→ **Kutipan Bacaan**:
>>

Konsepsi Sakral pada Masyarakat Bali
Oleh:
Ida Bagus Gde Yudha Triguna
Program Magister Ilmu Agama dan Kebudayaan
Universitas Hindu Indonesia Denpasar
1. Sakral Sebagai Persoalan Kebudayaan
Nilai adalah sesuatu yang dianggap paling berharga dalam kehidupan masyarakat pada jamannya. Disamping berupa pandangan mengenai hal yang luhur, nilai juga dapat berwujud cara, pola tindakan, dan struktur sosial. Karena itu, nilai acapkali diyakini sebagai representasi komitmen moral bagi para anggota komunitas tertentu yang dijadikan acuan dalam hidup bersama, digunakan sebagai sumber apresiasi, berkreativitas, dan mengungkapkan berbagai kata hati.

<<

→ **Tugas Latihan A**: Tolong salin kembali kutipan bacaan di atas dari "Konsepsi Sakral pada" sampai dengan "berbagai kata hati.".
→ **Tugas Latihan B**: Menurut kutipan bacaan di atas, selain berupa pandangan mengenai hal yang luhur, nilai juga dapat berwujud apa saja?

→ **Daftar Entri**:

>>

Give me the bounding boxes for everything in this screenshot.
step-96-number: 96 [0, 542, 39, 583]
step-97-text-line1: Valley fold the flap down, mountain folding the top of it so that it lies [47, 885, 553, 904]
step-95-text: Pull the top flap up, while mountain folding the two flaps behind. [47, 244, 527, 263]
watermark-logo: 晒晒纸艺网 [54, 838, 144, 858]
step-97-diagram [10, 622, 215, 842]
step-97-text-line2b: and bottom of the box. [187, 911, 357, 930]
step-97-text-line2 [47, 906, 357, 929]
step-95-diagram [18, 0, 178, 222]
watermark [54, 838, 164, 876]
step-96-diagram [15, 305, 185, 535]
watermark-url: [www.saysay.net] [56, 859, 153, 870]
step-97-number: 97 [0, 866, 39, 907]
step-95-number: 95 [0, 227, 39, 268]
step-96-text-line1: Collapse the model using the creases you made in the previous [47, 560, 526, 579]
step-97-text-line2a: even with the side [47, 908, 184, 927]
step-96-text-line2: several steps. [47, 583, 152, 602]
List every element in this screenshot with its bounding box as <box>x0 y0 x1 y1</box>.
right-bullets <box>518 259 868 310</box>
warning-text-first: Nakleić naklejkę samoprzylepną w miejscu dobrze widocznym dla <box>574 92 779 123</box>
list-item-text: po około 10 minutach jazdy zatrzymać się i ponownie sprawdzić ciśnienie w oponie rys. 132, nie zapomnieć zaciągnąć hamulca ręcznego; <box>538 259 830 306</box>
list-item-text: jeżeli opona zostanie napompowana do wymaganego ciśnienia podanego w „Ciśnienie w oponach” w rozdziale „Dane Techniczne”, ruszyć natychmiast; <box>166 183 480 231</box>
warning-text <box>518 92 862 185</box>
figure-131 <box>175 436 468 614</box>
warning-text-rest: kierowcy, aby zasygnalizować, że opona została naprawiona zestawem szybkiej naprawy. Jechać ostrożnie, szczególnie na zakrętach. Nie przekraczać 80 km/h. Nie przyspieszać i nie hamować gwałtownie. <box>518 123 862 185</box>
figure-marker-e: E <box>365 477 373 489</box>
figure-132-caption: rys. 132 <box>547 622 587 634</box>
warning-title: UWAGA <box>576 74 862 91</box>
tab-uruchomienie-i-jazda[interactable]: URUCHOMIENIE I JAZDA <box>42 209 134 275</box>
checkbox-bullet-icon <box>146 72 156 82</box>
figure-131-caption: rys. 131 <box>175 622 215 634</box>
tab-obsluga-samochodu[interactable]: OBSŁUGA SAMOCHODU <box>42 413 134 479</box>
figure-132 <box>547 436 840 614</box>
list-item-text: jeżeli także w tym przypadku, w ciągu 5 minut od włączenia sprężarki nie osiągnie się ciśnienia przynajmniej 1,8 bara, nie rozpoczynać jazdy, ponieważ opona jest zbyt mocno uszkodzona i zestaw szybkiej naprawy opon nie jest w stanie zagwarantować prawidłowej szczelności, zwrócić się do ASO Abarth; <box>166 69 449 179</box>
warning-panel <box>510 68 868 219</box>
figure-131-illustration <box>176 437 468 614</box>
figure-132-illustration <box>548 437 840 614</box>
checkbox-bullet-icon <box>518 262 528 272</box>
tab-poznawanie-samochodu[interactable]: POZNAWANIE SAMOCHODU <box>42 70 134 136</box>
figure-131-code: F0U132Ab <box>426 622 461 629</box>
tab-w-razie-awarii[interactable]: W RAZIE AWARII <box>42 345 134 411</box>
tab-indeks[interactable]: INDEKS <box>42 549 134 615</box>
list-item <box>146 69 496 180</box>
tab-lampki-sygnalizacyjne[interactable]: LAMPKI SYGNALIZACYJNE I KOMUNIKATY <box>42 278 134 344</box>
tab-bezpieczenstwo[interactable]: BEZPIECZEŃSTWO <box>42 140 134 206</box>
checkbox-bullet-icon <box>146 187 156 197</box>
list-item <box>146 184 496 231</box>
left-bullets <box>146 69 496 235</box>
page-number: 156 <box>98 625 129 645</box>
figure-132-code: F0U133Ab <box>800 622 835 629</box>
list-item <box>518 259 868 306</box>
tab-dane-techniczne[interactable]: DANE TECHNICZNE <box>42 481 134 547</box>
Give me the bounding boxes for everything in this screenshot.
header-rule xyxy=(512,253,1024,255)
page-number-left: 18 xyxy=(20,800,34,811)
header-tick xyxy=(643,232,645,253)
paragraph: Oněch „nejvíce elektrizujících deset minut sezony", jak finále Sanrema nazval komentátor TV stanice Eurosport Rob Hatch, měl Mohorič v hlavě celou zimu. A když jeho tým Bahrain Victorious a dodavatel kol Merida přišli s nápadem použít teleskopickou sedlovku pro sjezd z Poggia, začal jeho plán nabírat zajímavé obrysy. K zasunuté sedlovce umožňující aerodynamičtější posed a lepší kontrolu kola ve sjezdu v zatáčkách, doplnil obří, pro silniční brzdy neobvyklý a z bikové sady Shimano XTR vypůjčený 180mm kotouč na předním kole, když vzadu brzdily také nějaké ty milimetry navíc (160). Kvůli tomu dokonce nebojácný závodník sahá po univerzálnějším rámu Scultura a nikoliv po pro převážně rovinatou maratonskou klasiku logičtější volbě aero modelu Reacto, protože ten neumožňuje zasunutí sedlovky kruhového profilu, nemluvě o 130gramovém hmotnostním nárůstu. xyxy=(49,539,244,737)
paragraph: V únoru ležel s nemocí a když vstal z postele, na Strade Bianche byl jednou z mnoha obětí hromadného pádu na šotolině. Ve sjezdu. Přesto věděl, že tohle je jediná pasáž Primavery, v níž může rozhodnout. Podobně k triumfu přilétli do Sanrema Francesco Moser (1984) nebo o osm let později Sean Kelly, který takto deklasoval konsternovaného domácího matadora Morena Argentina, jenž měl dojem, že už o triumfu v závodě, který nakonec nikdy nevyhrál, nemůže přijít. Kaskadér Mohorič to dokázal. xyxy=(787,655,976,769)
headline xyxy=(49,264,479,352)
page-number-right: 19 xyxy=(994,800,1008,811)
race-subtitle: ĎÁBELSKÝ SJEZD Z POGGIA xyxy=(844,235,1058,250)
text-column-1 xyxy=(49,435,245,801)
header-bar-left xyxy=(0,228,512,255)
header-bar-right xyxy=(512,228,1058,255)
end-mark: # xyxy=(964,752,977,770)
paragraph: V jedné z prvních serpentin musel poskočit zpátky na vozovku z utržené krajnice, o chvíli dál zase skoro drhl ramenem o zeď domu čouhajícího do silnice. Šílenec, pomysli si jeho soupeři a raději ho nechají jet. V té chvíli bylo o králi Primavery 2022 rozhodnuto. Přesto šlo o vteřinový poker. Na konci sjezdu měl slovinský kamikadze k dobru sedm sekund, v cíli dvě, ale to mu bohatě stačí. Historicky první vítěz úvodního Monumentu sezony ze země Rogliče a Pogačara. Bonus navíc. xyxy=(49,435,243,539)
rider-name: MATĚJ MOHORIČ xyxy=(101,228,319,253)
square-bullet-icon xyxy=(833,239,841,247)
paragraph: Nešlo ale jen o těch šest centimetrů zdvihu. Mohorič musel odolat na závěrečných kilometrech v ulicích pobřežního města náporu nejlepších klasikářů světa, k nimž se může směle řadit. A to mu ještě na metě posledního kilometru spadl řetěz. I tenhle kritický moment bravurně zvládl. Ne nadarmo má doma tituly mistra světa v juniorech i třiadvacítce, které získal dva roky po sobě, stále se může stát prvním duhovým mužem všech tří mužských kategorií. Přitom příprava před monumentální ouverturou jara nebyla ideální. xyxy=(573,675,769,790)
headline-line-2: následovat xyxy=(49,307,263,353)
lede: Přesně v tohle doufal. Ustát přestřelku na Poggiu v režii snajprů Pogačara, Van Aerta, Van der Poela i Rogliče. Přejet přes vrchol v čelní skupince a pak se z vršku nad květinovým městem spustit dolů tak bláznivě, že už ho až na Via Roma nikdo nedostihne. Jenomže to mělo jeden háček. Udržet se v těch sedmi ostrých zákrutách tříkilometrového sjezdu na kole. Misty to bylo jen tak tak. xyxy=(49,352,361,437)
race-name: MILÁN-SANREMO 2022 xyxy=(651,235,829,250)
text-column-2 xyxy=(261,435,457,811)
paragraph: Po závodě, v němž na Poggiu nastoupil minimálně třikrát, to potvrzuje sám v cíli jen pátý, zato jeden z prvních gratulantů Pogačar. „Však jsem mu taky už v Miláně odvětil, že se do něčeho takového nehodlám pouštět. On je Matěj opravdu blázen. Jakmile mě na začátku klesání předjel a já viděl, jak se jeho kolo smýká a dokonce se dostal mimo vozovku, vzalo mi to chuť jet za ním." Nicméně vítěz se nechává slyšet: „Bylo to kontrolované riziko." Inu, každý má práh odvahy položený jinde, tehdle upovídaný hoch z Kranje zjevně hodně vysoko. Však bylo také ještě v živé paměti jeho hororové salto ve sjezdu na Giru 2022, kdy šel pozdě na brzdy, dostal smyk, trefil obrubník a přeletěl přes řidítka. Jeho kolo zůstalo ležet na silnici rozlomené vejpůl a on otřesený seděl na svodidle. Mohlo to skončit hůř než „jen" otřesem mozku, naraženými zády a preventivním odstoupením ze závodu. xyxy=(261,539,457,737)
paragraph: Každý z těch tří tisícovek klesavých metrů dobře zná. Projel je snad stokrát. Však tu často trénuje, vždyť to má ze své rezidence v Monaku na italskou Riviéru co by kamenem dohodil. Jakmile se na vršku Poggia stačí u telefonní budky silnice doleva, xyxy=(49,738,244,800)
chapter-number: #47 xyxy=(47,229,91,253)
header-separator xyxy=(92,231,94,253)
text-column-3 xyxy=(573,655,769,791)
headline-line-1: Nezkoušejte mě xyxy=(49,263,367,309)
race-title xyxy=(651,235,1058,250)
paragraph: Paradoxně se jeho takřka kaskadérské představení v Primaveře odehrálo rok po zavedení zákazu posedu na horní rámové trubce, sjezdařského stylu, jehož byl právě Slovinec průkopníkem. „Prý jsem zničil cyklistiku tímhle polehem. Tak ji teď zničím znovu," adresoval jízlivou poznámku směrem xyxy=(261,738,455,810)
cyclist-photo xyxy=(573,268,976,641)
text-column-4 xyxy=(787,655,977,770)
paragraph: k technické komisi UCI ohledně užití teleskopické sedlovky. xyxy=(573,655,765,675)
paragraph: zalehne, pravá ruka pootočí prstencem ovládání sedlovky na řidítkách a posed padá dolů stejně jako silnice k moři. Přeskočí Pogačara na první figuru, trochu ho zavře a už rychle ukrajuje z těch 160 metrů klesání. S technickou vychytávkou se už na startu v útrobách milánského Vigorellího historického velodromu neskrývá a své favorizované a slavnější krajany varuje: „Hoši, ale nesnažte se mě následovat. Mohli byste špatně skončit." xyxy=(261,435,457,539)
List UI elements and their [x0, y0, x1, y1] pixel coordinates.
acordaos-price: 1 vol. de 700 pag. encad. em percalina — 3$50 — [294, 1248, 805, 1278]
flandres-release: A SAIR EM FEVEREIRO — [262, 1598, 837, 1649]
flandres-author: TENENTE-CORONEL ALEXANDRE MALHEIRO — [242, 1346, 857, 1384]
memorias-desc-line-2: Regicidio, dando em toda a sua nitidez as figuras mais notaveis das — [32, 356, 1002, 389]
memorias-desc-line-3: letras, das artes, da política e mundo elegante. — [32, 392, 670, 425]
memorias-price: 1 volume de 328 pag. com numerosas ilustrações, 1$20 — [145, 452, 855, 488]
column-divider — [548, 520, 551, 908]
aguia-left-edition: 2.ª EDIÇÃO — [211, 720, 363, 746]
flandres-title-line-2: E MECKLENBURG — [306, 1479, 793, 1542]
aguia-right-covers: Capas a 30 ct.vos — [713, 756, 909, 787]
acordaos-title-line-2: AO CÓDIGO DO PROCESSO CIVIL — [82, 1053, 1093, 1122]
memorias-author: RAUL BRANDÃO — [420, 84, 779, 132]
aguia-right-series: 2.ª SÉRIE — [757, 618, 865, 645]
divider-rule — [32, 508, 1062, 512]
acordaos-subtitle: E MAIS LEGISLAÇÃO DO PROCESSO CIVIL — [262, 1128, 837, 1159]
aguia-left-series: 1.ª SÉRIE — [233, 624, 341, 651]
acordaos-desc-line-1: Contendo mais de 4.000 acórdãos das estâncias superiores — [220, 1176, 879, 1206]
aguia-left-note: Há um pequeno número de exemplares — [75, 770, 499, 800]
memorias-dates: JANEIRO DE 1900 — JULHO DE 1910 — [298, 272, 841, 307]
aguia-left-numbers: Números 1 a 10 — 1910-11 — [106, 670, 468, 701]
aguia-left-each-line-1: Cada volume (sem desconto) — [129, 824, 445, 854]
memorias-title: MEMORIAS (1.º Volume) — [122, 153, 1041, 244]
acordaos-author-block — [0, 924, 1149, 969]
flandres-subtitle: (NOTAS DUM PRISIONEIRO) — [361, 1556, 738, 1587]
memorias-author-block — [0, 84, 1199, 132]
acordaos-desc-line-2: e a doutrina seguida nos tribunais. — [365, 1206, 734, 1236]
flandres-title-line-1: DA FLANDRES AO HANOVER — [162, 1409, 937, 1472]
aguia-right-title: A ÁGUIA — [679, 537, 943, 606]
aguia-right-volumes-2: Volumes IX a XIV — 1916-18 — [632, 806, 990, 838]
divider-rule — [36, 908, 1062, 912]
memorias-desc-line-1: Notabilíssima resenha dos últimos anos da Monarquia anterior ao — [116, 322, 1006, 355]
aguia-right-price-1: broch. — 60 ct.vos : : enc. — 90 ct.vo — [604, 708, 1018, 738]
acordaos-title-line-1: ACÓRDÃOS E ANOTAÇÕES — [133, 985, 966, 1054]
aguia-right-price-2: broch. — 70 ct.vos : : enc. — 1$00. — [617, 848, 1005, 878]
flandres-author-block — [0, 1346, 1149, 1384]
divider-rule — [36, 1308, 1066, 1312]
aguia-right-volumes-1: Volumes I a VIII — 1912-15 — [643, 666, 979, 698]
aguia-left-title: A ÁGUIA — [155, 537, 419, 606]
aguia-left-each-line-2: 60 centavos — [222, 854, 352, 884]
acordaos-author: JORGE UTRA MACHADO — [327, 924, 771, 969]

<<

→ **Jawaban A**:
Konsepsi Sakral pada Masyarakat Bali
Oleh:
Ida Bagus Gde Yudha Triguna
Program Magister Ilmu Agama dan Kebudayaan
Universitas Hindu Indonesia Denpasar
1. Sakral Sebagai Persoalan Kebudayaan
Nilai adalah sesuatu yang dianggap paling berharga dalam kehidupan masyarakat pada jamannya. Disamping berupa pandangan mengenai hal yang luhur, nilai juga dapat berwujud cara, pola tindakan, dan struktur sosial. Karena itu, nilai acapkali diyakini sebagai representasi komitmen moral bagi para anggota komunitas tertentu yang dijadikan acuan dalam hidup bersama, digunakan sebagai sumber apresiasi, berkreativitas, dan mengungkapkan berbagai kata hati.

→ **Jawaban B**: Cara, pola tindakan, dan struktur sosial.